→ What you should do
Search the records below for the word "כללים" and show every line where it occurs.

- - - -

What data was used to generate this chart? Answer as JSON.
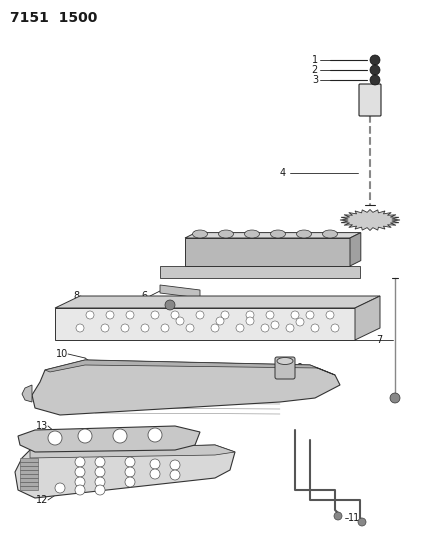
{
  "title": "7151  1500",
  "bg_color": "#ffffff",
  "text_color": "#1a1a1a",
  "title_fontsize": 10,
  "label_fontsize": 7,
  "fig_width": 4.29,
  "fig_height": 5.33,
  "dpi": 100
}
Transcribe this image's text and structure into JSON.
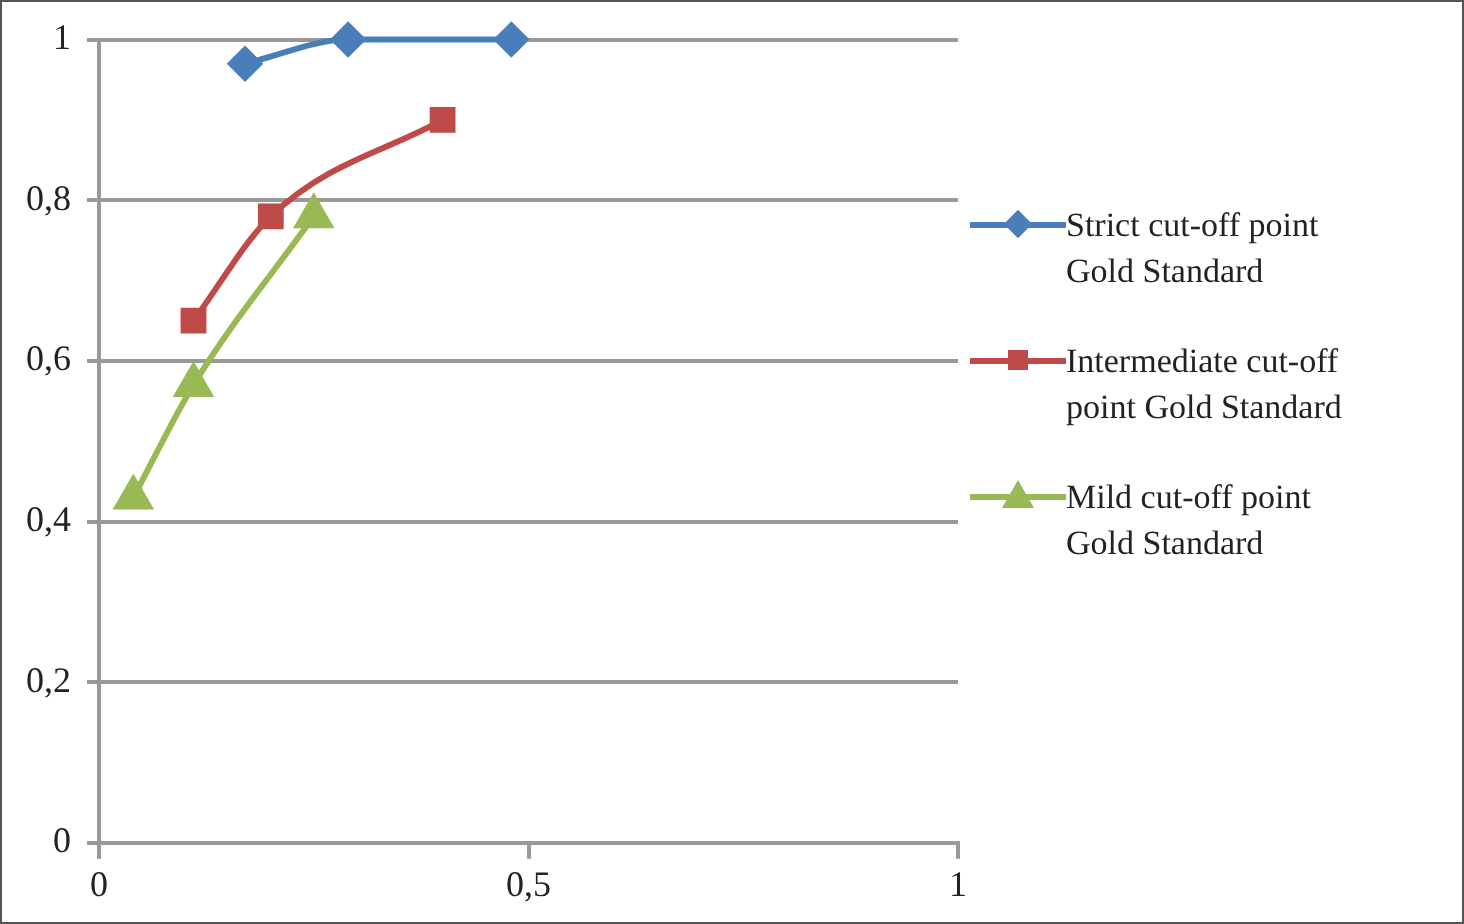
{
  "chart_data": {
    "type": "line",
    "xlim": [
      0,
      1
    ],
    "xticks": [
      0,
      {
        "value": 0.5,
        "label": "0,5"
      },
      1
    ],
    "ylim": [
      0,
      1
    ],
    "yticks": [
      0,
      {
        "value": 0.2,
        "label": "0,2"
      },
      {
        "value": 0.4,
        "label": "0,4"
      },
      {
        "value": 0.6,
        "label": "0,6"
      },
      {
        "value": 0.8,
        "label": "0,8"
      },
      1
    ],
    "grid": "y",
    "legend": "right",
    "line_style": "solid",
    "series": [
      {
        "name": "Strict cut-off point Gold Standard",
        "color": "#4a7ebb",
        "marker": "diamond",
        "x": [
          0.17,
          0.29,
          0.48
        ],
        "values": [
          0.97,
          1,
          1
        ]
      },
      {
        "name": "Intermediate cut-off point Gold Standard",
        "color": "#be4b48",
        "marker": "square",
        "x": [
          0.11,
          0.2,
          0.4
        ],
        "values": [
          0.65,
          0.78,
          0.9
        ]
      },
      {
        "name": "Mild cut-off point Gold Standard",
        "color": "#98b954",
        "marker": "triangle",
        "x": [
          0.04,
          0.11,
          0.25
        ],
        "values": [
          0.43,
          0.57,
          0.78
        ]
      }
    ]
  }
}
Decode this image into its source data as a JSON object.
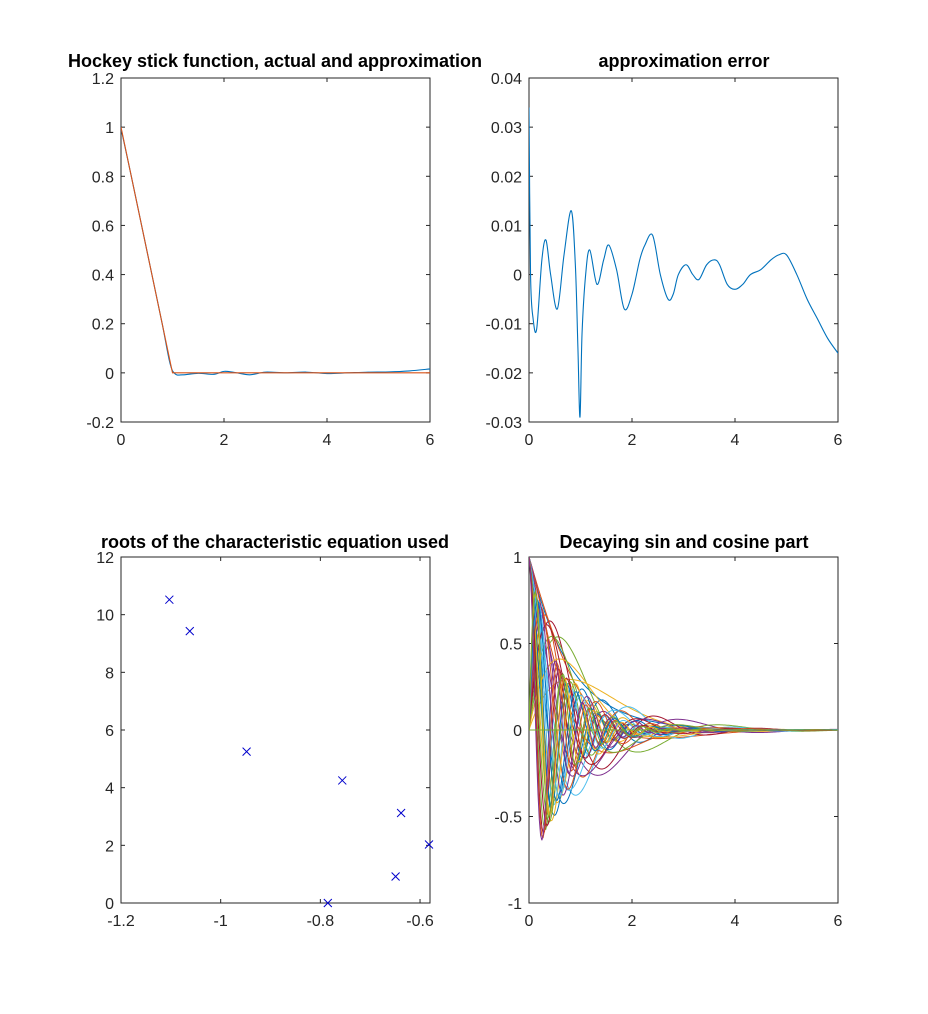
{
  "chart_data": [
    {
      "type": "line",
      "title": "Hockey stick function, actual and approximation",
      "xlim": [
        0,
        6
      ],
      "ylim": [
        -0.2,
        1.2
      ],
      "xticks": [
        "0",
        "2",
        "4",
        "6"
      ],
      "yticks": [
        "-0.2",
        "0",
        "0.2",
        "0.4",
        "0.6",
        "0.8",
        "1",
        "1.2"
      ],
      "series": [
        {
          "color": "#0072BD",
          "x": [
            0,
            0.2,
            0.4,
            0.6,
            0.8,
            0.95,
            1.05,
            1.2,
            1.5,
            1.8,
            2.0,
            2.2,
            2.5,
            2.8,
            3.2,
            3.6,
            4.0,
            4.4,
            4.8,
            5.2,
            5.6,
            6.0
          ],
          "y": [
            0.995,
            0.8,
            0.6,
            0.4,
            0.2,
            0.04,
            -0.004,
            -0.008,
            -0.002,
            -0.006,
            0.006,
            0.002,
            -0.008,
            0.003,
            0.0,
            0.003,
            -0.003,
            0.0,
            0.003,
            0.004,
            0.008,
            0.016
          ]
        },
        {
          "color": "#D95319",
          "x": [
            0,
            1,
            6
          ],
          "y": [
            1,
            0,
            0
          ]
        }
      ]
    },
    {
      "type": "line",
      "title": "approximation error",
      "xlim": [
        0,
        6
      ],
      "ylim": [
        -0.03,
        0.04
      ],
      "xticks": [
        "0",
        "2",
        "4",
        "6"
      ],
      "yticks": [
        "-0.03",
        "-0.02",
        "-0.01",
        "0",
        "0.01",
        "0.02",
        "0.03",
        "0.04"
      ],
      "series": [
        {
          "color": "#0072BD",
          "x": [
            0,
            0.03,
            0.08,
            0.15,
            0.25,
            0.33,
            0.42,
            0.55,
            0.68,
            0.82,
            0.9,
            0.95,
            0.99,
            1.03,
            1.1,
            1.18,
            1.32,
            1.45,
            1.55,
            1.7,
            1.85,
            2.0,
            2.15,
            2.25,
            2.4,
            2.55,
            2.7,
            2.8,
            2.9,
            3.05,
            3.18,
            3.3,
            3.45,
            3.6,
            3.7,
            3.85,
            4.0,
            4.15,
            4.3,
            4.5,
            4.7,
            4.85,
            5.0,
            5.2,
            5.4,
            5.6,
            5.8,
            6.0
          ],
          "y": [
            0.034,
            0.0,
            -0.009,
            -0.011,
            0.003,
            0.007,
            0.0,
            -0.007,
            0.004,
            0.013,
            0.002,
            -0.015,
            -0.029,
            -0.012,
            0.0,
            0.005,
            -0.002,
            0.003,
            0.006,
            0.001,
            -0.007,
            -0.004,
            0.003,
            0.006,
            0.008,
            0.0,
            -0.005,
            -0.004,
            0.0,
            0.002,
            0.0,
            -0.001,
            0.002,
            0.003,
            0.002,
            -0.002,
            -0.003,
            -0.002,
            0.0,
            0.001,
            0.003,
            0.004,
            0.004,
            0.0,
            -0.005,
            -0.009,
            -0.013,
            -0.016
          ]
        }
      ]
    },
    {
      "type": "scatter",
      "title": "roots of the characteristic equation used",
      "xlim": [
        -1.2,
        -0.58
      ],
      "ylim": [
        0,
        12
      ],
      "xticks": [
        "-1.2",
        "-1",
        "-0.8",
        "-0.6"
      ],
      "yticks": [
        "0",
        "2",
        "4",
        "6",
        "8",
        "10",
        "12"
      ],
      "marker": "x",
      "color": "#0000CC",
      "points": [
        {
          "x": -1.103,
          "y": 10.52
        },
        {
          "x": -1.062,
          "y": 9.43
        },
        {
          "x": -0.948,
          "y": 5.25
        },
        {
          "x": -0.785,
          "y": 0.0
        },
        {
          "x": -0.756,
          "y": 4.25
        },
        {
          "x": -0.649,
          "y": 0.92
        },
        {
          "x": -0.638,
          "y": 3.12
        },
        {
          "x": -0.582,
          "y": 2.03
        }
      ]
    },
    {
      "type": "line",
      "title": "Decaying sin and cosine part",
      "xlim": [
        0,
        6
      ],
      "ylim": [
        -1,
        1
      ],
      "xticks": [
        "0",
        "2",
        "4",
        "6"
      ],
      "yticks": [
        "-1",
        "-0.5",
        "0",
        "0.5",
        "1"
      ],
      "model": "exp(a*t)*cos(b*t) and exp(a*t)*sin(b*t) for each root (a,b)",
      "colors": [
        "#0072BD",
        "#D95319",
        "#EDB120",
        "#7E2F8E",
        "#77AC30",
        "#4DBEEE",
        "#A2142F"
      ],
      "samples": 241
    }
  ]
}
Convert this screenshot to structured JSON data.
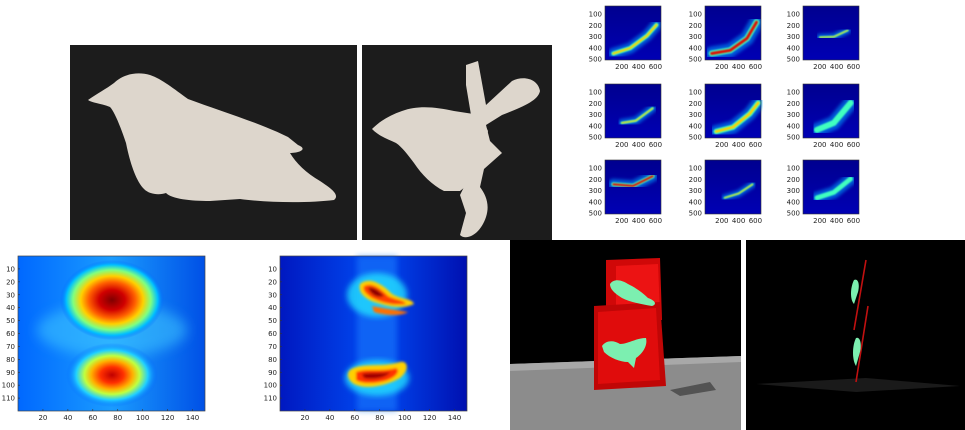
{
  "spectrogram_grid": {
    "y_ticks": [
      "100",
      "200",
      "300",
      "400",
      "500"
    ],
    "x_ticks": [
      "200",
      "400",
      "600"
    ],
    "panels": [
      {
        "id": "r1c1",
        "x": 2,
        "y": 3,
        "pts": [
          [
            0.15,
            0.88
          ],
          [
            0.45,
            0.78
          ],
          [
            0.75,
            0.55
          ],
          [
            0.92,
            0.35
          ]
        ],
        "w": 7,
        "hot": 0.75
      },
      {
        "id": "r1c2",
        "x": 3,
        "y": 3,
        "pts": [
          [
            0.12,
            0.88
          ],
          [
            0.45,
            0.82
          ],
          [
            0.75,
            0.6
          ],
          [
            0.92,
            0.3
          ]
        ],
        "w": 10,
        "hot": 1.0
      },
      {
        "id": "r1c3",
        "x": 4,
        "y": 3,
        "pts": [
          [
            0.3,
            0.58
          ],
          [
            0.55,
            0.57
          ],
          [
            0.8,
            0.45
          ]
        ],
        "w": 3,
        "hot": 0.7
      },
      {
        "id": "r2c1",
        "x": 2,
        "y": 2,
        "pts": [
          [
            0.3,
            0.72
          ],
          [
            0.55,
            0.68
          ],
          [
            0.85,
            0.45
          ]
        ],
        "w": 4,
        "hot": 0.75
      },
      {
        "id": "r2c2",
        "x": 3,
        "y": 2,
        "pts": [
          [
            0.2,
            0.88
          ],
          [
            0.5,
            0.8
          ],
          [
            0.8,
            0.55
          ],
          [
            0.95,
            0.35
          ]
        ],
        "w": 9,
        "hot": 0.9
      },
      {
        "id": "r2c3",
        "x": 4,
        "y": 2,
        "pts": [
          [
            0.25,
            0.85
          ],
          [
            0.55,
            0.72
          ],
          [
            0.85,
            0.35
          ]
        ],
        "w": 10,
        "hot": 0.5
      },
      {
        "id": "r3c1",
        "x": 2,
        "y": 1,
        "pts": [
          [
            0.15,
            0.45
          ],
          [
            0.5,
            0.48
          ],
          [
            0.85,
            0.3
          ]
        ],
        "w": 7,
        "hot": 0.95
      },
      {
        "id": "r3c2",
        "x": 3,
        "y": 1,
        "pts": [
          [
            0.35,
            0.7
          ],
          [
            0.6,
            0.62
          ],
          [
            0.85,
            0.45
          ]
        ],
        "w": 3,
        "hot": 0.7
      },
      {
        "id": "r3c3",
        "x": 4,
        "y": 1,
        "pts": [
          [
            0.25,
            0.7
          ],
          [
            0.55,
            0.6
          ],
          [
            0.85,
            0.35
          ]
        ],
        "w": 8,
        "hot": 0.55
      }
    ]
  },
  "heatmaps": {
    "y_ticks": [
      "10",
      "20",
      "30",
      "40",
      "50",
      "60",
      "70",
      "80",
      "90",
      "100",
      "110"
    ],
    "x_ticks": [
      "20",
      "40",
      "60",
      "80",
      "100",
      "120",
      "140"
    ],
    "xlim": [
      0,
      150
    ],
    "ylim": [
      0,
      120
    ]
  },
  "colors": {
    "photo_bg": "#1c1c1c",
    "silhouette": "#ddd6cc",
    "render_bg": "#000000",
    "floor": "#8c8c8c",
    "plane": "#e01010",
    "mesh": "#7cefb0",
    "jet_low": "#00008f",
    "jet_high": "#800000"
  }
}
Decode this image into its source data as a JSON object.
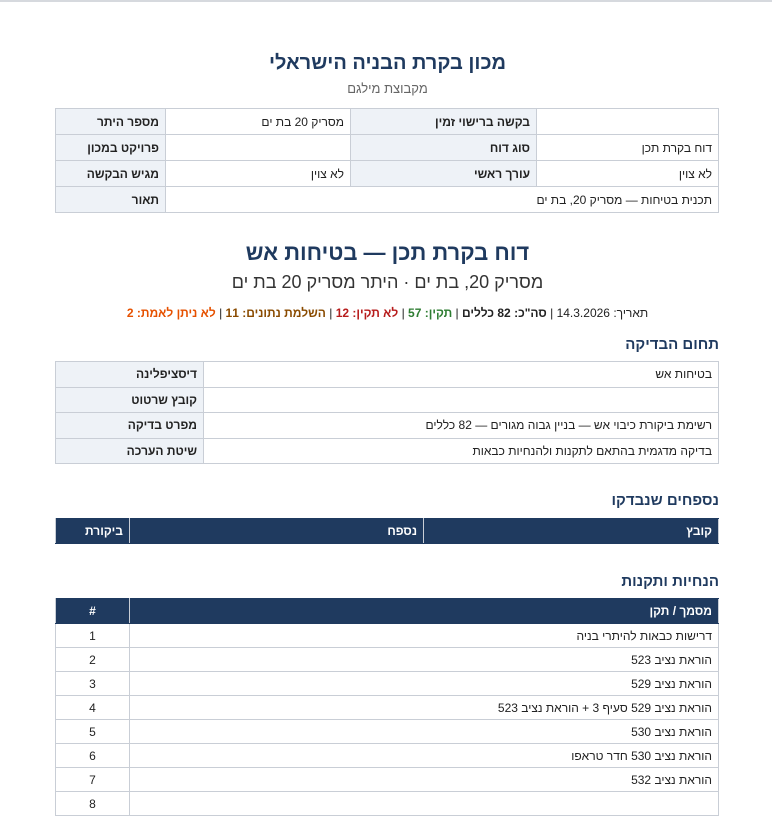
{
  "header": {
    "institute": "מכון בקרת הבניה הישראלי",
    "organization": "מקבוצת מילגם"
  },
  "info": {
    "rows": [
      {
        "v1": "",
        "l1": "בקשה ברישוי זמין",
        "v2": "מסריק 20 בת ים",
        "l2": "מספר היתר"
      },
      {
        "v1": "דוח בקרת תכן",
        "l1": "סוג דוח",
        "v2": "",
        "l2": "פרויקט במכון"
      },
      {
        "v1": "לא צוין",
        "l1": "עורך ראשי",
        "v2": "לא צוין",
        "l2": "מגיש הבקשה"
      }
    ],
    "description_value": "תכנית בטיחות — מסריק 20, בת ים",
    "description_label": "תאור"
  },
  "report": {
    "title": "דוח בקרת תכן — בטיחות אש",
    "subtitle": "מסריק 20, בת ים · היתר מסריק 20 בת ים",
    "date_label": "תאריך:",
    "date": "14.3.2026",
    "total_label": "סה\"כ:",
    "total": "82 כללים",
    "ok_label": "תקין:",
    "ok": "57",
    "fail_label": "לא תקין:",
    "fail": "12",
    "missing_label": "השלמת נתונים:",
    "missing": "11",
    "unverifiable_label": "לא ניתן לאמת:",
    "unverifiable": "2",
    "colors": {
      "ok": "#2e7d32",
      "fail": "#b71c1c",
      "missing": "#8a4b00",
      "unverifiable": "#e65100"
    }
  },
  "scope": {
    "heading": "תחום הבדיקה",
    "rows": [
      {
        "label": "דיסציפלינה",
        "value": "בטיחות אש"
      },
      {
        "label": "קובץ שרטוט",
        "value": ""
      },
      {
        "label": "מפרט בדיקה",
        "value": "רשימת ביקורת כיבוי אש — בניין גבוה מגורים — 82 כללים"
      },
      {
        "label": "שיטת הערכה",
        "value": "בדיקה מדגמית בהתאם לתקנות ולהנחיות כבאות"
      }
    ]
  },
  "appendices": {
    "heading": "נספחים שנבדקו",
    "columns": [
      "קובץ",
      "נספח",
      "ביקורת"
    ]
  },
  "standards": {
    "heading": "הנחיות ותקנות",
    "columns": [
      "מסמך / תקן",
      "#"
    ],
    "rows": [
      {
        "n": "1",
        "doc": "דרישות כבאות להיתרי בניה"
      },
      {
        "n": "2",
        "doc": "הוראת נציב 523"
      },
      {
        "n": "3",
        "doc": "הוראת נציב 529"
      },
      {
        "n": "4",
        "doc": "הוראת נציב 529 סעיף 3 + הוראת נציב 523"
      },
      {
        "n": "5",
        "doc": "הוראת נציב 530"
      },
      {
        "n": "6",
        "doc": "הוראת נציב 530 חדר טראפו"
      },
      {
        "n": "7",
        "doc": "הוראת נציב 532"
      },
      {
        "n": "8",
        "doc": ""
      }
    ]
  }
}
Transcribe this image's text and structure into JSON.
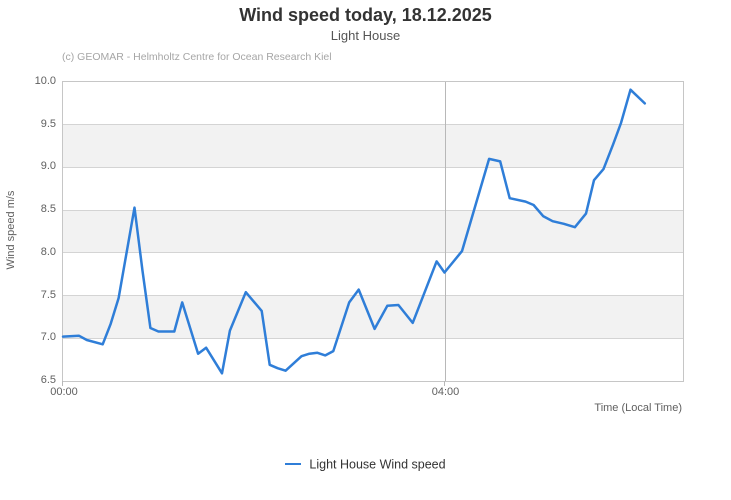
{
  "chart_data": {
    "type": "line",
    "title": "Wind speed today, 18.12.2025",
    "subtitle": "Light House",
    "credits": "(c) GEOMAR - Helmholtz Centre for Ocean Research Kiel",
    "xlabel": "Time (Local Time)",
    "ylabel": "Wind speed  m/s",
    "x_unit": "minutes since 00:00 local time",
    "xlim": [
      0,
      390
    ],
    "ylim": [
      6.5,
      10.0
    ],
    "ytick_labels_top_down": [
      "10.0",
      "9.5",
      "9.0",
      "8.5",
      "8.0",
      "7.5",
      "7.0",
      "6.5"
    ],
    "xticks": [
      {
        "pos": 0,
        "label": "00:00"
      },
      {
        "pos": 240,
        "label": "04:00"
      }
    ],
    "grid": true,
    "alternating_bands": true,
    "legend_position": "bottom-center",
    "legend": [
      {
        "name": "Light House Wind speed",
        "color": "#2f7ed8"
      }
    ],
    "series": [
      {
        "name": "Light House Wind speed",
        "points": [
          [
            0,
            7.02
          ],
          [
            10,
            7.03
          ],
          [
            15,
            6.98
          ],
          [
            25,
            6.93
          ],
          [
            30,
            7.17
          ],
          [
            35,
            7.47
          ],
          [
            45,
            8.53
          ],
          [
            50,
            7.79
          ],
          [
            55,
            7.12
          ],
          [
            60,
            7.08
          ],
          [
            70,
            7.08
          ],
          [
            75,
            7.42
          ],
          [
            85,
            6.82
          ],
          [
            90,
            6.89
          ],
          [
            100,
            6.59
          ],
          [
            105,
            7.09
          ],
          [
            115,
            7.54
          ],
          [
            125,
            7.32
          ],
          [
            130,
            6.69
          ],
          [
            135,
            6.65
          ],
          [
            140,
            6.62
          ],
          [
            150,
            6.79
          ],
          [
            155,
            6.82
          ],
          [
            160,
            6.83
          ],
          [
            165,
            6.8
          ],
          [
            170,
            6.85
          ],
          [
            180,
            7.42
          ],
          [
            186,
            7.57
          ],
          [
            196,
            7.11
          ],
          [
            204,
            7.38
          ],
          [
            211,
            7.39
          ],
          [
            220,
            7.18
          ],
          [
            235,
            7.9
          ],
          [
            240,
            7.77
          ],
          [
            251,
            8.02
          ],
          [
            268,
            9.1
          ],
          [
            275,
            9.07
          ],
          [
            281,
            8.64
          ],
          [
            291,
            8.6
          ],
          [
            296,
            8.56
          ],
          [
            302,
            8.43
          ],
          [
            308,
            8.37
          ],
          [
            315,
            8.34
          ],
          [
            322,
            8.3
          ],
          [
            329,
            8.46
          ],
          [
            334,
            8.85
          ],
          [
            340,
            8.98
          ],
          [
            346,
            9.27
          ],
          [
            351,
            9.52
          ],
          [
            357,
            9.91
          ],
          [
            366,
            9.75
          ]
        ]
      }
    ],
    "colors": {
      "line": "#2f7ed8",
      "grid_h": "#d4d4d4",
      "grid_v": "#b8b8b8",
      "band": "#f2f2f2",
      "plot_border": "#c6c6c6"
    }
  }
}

- - - -

→ Output for this task
    "total": "82 כללים",
        "value": "רשימת ביקורת כיבוי אש — בניין גבוה מגורים — 82 כללים"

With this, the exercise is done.